━━━━━ Selected text ━━━━━

I picked my nephew up from school & I asked him “how was school?” This boy gonna say “Why you ask me that everytime you see me, you never went to school?”
Eating vegetables is how to achieve inner peas.
[on the way home]
Me: I have some tea to share with you
13, looking super confused: can, can I have it?
Me: no, tea as in like gossip
13: what, what brand is that?
Cashier: the receipt is in the bag
Me: you too
The designer of the expanding universe, deviser of quantum theory and relativity – he’s really interested in who you sleep with. Sinner.
Me: Jesus, are these… are these claw marks in the sand?
Jesus: I put you on the back of an emu lololololol
My parents kept me humble by having 6 kids and regularly forgetting my name
What did the little champagne bottle call his father?
Pop!
A show I auditioned for premieres tonight so we should be filming my scenes any minute now.
Age 10: I want to be a baseball player
Age 20: I want to be a writer
Age 30: I want to be happy
Age 40: I want my toilet to flush
Anyone else notice your clothes only get caught on door handles when you are already angry or annoyed???
DO YOU WANT ME TO RAP?
I WILL RAP!– how I threaten my kids
From now on non fiction and fiction books shall be referred to as Fo Reals and Not Fo Reals. Pls pass along,
Mom: Help! Is anyone here a doctor?
Vet: I treat horses but maybe i can help
M: My son broke his leg!
V: Ok hang on. My rifle’s in the truck
It’s curious how kids are always *really* hungry right before dinner and right after dinner, but never during actual dinner.
Social distancing requires a good supply of air horns.
Me: [buys six boxes of Girl Scout Cookies outside store]
[Later]
Me [walking into house]: Hey I bought a box of Girl Scout cookies.
“We’ve been doing this for years, I simply can’t be bothered thinking up another long scientific name. Drink?” – people who named the fly.

━━━━━

▸ **Parts of the exercise**:
**a.** Please copy the jokes above word for word, everything from "DO YOU WANT" down to "Girl Scout cookies.".
**b.** In the jokes above, what new name is proposed for fiction books?

━━━━━ Record set ━━━━━

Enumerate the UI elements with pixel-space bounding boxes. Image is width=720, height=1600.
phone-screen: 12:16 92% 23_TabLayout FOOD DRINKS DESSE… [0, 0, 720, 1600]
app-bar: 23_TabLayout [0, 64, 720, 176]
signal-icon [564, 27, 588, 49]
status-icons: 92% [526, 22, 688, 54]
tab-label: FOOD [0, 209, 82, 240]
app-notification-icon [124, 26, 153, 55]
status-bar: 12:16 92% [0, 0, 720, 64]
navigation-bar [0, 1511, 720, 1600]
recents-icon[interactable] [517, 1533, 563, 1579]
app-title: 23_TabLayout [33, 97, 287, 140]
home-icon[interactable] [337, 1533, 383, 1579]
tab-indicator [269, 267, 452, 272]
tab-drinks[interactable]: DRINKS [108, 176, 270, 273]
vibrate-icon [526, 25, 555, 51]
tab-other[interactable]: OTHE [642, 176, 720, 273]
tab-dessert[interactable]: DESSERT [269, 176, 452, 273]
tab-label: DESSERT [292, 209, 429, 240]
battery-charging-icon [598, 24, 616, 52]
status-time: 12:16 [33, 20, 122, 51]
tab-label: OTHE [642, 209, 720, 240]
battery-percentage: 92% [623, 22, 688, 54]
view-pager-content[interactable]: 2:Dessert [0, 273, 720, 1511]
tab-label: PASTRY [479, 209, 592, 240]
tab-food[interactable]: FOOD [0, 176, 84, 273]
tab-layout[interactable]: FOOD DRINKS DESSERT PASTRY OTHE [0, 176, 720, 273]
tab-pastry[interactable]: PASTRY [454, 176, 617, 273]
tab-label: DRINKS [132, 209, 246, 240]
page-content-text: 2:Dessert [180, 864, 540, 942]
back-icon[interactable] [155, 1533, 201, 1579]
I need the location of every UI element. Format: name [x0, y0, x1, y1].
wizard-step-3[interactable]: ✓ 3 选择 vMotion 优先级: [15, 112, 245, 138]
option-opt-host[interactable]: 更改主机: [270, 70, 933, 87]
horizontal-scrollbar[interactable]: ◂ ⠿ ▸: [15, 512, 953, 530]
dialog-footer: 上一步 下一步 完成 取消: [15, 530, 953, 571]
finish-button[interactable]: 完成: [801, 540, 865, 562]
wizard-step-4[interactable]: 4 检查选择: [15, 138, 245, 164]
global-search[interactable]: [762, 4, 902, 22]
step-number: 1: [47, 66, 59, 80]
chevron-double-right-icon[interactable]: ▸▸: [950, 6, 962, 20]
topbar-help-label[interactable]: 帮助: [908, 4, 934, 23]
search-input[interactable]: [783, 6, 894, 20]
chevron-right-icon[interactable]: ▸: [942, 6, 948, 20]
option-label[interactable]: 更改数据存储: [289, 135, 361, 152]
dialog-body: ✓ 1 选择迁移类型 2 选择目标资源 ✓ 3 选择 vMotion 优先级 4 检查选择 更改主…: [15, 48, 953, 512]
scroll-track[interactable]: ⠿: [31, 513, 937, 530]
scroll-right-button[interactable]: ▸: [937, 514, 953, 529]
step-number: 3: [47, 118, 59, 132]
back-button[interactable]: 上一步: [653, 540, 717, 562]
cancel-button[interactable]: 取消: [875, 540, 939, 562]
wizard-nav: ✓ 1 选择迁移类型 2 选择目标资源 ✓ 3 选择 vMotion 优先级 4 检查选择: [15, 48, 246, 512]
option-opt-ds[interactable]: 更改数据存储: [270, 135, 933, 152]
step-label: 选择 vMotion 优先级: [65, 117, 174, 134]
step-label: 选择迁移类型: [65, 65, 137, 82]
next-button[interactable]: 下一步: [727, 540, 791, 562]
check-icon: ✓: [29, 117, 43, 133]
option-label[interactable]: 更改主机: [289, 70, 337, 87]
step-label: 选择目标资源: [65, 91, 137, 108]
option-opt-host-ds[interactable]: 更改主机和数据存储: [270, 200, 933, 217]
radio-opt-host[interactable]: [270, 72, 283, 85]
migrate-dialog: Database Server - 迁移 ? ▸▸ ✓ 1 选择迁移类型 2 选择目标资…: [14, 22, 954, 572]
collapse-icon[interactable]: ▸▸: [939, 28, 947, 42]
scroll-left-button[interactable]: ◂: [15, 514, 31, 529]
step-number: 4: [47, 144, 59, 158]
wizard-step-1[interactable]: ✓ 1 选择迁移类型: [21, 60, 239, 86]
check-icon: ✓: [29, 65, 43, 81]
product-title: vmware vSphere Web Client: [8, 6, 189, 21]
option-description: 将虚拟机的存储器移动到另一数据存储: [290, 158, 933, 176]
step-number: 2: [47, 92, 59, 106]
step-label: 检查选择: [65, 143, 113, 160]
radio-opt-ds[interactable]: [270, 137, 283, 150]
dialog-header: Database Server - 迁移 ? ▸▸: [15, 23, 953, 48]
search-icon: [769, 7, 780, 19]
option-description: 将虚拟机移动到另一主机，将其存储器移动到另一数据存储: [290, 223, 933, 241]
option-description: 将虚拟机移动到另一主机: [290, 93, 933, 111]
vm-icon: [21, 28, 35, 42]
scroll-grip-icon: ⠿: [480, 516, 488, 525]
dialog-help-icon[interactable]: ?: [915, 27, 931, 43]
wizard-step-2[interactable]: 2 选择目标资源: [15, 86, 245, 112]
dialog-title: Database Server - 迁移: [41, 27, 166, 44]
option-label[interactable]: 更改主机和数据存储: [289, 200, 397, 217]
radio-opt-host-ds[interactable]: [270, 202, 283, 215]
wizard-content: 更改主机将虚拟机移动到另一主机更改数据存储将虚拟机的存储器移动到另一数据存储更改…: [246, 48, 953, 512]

━━━━━

▸ **Answers in order**:
**a.**
DO YOU WANT ME TO RAP?
I WILL RAP!– how I threaten my kids
From now on non fiction and fiction books shall be referred to as Fo Reals and Not Fo Reals. Pls pass along,
Mom: Help! Is anyone here a doctor?
Vet: I treat horses but maybe i can help
M: My son broke his leg!
V: Ok hang on. My rifle’s in the truck
It’s curious how kids are always *really* hungry right before dinner and right after dinner, but never during actual dinner.
Social distancing requires a good supply of air horns.
Me: [buys six boxes of Girl Scout Cookies outside store]
[Later]
Me [walking into house]: Hey I bought a box of Girl Scout cookies.

**b.** Not Fo Reals.